# What the task asks:
Rewrite each of the entries below with "volume-bar" swapped for "vol-bar" wherever it occurs, keeping everything else unchanged. Omit the pictures from your answer.

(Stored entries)
*****
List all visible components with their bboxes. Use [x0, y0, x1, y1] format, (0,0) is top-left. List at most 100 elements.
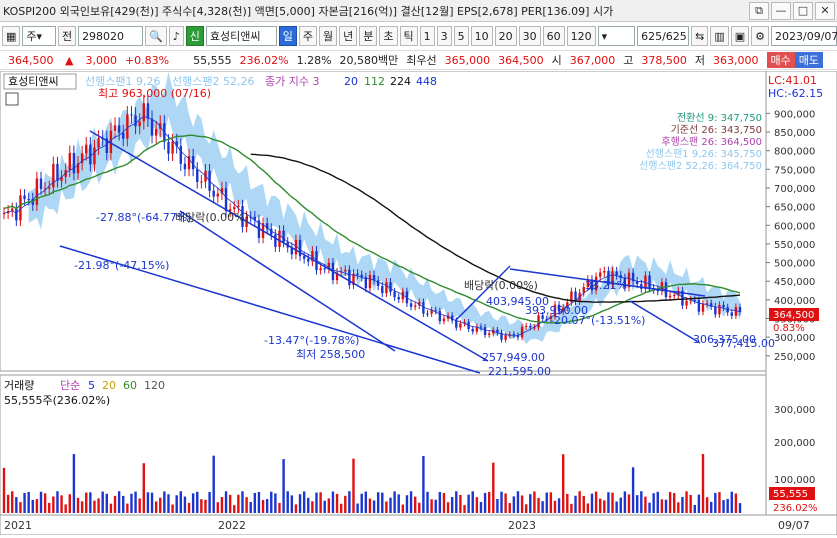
vol-legend-title: 거래량 — [4, 379, 34, 392]
volume-bar — [430, 499, 433, 513]
y-tick-label: 500,000 — [774, 259, 815, 270]
gear-icon[interactable]: ⚙ — [751, 26, 769, 46]
candle-body — [603, 270, 606, 273]
stock-name-field[interactable]: 효성티앤씨 — [205, 26, 277, 46]
interval-1[interactable]: 1 — [419, 26, 435, 46]
candle-body — [298, 239, 302, 257]
speaker-icon[interactable]: ♪ — [168, 26, 184, 46]
candle-body — [504, 335, 507, 340]
interval-10[interactable]: 10 — [470, 26, 493, 46]
prev-button[interactable]: 전 — [57, 26, 77, 46]
period-second[interactable]: 초 — [379, 26, 398, 46]
volume-bar — [413, 496, 417, 513]
volume-bar — [294, 504, 298, 513]
market-select[interactable]: 주 ▾ — [22, 26, 56, 46]
volume-bar — [187, 502, 191, 513]
y-tick-label: 900,000 — [774, 109, 815, 120]
interval-30[interactable]: 30 — [518, 26, 541, 46]
volume-bar — [578, 491, 581, 513]
candle-body — [718, 304, 721, 315]
candle-body — [52, 163, 55, 188]
price-chart[interactable]: 효성티앤씨 선행스팬1 9,26 선행스팬2 52,26 종가 지수 3 20 … — [0, 70, 837, 536]
candle-body — [249, 216, 252, 218]
volume-bar — [150, 492, 154, 513]
candle-body — [529, 326, 532, 328]
interval-60[interactable]: 60 — [542, 26, 565, 46]
price-bar: 364,500 ▲ 3,000 +0.83% 55,555 236.02% 1.… — [0, 50, 837, 70]
interval-20[interactable]: 20 — [494, 26, 517, 46]
candle-body — [500, 332, 503, 340]
candle-body — [117, 125, 121, 133]
new-badge[interactable]: 신 — [185, 26, 204, 46]
volume-bar — [385, 501, 388, 513]
candle-body — [475, 326, 479, 332]
volume-bar — [734, 493, 738, 513]
period-year[interactable]: 년 — [339, 26, 358, 46]
y-tick-label: 250,000 — [774, 352, 815, 363]
interval-select[interactable]: ▾ — [597, 26, 636, 46]
candle-body — [372, 275, 376, 281]
volume-bar — [582, 496, 585, 513]
candle-body — [224, 188, 228, 212]
candle-body — [294, 239, 298, 255]
grid-icon[interactable]: ▦ — [2, 26, 21, 46]
interval-5[interactable]: 5 — [453, 26, 469, 46]
candle-body — [130, 114, 133, 116]
minimize-icon[interactable]: — — [771, 1, 791, 20]
volume-bar — [557, 498, 561, 513]
candle-body — [228, 209, 232, 212]
volume-bar — [656, 491, 659, 513]
candle-body — [212, 190, 215, 197]
sell-button[interactable]: 매도 — [794, 52, 824, 68]
candle-body — [200, 181, 203, 183]
calendar-icon[interactable] — [5, 92, 19, 106]
candle-body — [220, 188, 224, 194]
chart-area[interactable]: 효성티앤씨 선행스팬1 9,26 선행스팬2 52,26 종가 지수 3 20 … — [0, 70, 837, 536]
volume-bar — [640, 491, 643, 513]
candle-body — [710, 303, 713, 307]
period-day[interactable]: 일 — [278, 26, 297, 46]
volume-bar — [409, 491, 413, 513]
volume-bar — [27, 492, 30, 513]
candle-body — [348, 269, 351, 285]
candle-body — [109, 130, 113, 154]
candle-body — [80, 153, 84, 164]
open-label: 시 — [551, 54, 562, 67]
candle-body — [68, 152, 71, 171]
buy-button[interactable]: 매수 — [766, 52, 795, 68]
volume-bar — [360, 493, 363, 513]
volume-bar — [376, 492, 380, 513]
volume-bar — [442, 493, 446, 513]
candle-body — [714, 306, 717, 315]
candle-body — [113, 125, 117, 131]
trend-line — [179, 210, 396, 352]
fit-icon[interactable]: ⇆ — [691, 26, 709, 46]
restore-icon[interactable]: ⧉ — [749, 1, 769, 20]
code-input[interactable]: 298020 — [78, 26, 144, 46]
search-icon[interactable]: 🔍 — [145, 26, 167, 46]
volume-bar — [130, 493, 133, 513]
save-icon[interactable]: ▣ — [730, 26, 750, 46]
bars-icon[interactable]: ▥ — [710, 26, 729, 46]
annot-level1: 403,945.00 — [486, 295, 549, 308]
maximize-icon[interactable]: □ — [793, 1, 813, 20]
period-minute[interactable]: 분 — [359, 26, 378, 46]
candle-body — [590, 279, 594, 291]
candle-body — [413, 305, 417, 307]
interval-3[interactable]: 3 — [436, 26, 452, 46]
y-tick-label: 600,000 — [774, 221, 815, 232]
close-icon[interactable]: ✕ — [815, 1, 835, 20]
period-week[interactable]: 주 — [298, 26, 317, 46]
count-field[interactable]: 625/625 — [637, 26, 690, 46]
price-change: 3,000 — [85, 53, 117, 67]
volume-bar — [19, 502, 22, 513]
volume-bar — [101, 491, 104, 513]
volume-bar — [35, 499, 39, 513]
interval-120[interactable]: 120 — [566, 26, 596, 46]
period-tick[interactable]: 틱 — [399, 26, 418, 46]
vol-legend-20: 20 — [102, 379, 116, 392]
period-month[interactable]: 월 — [319, 26, 338, 46]
volume-bar — [245, 497, 248, 513]
date-field[interactable]: 2023/09/07 — [771, 26, 837, 46]
candle-body — [311, 251, 314, 262]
*****
# Solved problem:
List all visible components with their bboxes. Use [x0, y0, x1, y1] format, (0,0) is top-left. List at most 100 elements.
vol-legend-title: 거래량 — [4, 379, 34, 392]
vol-bar — [430, 499, 433, 513]
y-tick-label: 500,000 — [774, 259, 815, 270]
gear-icon[interactable]: ⚙ — [751, 26, 769, 46]
candle-body — [603, 270, 606, 273]
stock-name-field[interactable]: 효성티앤씨 — [205, 26, 277, 46]
interval-1[interactable]: 1 — [419, 26, 435, 46]
candle-body — [298, 239, 302, 257]
speaker-icon[interactable]: ♪ — [168, 26, 184, 46]
candle-body — [504, 335, 507, 340]
interval-10[interactable]: 10 — [470, 26, 493, 46]
prev-button[interactable]: 전 — [57, 26, 77, 46]
period-second[interactable]: 초 — [379, 26, 398, 46]
vol-bar — [413, 496, 417, 513]
vol-bar — [294, 504, 298, 513]
market-select[interactable]: 주 ▾ — [22, 26, 56, 46]
vol-bar — [187, 502, 191, 513]
y-tick-label: 900,000 — [774, 109, 815, 120]
interval-30[interactable]: 30 — [518, 26, 541, 46]
vol-bar — [578, 491, 581, 513]
candle-body — [718, 304, 721, 315]
candle-body — [52, 163, 55, 188]
price-chart[interactable]: 효성티앤씨 선행스팬1 9,26 선행스팬2 52,26 종가 지수 3 20 … — [0, 70, 837, 536]
candle-body — [249, 216, 252, 218]
vol-bar — [150, 492, 154, 513]
candle-body — [529, 326, 532, 328]
interval-60[interactable]: 60 — [542, 26, 565, 46]
price-bar: 364,500 ▲ 3,000 +0.83% 55,555 236.02% 1.… — [0, 50, 837, 70]
interval-20[interactable]: 20 — [494, 26, 517, 46]
candle-body — [500, 332, 503, 340]
candle-body — [117, 125, 121, 133]
new-badge[interactable]: 신 — [185, 26, 204, 46]
vol-bar — [385, 501, 388, 513]
candle-body — [475, 326, 479, 332]
vol-bar — [734, 493, 738, 513]
period-year[interactable]: 년 — [339, 26, 358, 46]
y-tick-label: 250,000 — [774, 352, 815, 363]
interval-select[interactable]: ▾ — [597, 26, 636, 46]
candle-body — [372, 275, 376, 281]
vol-bar — [582, 496, 585, 513]
candle-body — [224, 188, 228, 212]
candle-body — [294, 239, 298, 255]
grid-icon[interactable]: ▦ — [2, 26, 21, 46]
interval-5[interactable]: 5 — [453, 26, 469, 46]
candle-body — [130, 114, 133, 116]
minimize-icon[interactable]: — — [771, 1, 791, 20]
vol-bar — [557, 498, 561, 513]
candle-body — [228, 209, 232, 212]
vol-bar — [656, 491, 659, 513]
candle-body — [212, 190, 215, 197]
sell-button[interactable]: 매도 — [794, 52, 824, 68]
candle-body — [200, 181, 203, 183]
calendar-icon[interactable] — [5, 92, 19, 106]
candle-body — [220, 188, 224, 194]
chart-area[interactable]: 효성티앤씨 선행스팬1 9,26 선행스팬2 52,26 종가 지수 3 20 … — [0, 70, 837, 536]
vol-bar — [640, 491, 643, 513]
candle-body — [710, 303, 713, 307]
period-day[interactable]: 일 — [278, 26, 297, 46]
vol-bar — [409, 491, 413, 513]
vol-bar — [27, 492, 30, 513]
candle-body — [348, 269, 351, 285]
candle-body — [109, 130, 113, 154]
candle-body — [80, 153, 84, 164]
open-label: 시 — [551, 54, 562, 67]
candle-body — [68, 152, 71, 171]
buy-button[interactable]: 매수 — [766, 52, 795, 68]
vol-bar — [360, 493, 363, 513]
vol-bar — [376, 492, 380, 513]
vol-bar — [442, 493, 446, 513]
candle-body — [714, 306, 717, 315]
candle-body — [113, 125, 117, 131]
trend-line — [179, 210, 396, 352]
fit-icon[interactable]: ⇆ — [691, 26, 709, 46]
restore-icon[interactable]: ⧉ — [749, 1, 769, 20]
code-input[interactable]: 298020 — [78, 26, 144, 46]
search-icon[interactable]: 🔍 — [145, 26, 167, 46]
vol-bar — [130, 493, 133, 513]
save-icon[interactable]: ▣ — [730, 26, 750, 46]
bars-icon[interactable]: ▥ — [710, 26, 729, 46]
annot-level1: 403,945.00 — [486, 295, 549, 308]
maximize-icon[interactable]: □ — [793, 1, 813, 20]
period-minute[interactable]: 분 — [359, 26, 378, 46]
candle-body — [590, 279, 594, 291]
candle-body — [413, 305, 417, 307]
interval-3[interactable]: 3 — [436, 26, 452, 46]
y-tick-label: 600,000 — [774, 221, 815, 232]
close-icon[interactable]: ✕ — [815, 1, 835, 20]
period-week[interactable]: 주 — [298, 26, 317, 46]
count-field[interactable]: 625/625 — [637, 26, 690, 46]
price-change: 3,000 — [85, 53, 117, 67]
vol-bar — [19, 502, 22, 513]
vol-bar — [101, 491, 104, 513]
vol-bar — [35, 499, 39, 513]
interval-120[interactable]: 120 — [566, 26, 596, 46]
period-tick[interactable]: 틱 — [399, 26, 418, 46]
vol-legend-20: 20 — [102, 379, 116, 392]
period-month[interactable]: 월 — [319, 26, 338, 46]
vol-bar — [245, 497, 248, 513]
date-field[interactable]: 2023/09/07 — [771, 26, 837, 46]
candle-body — [311, 251, 314, 262]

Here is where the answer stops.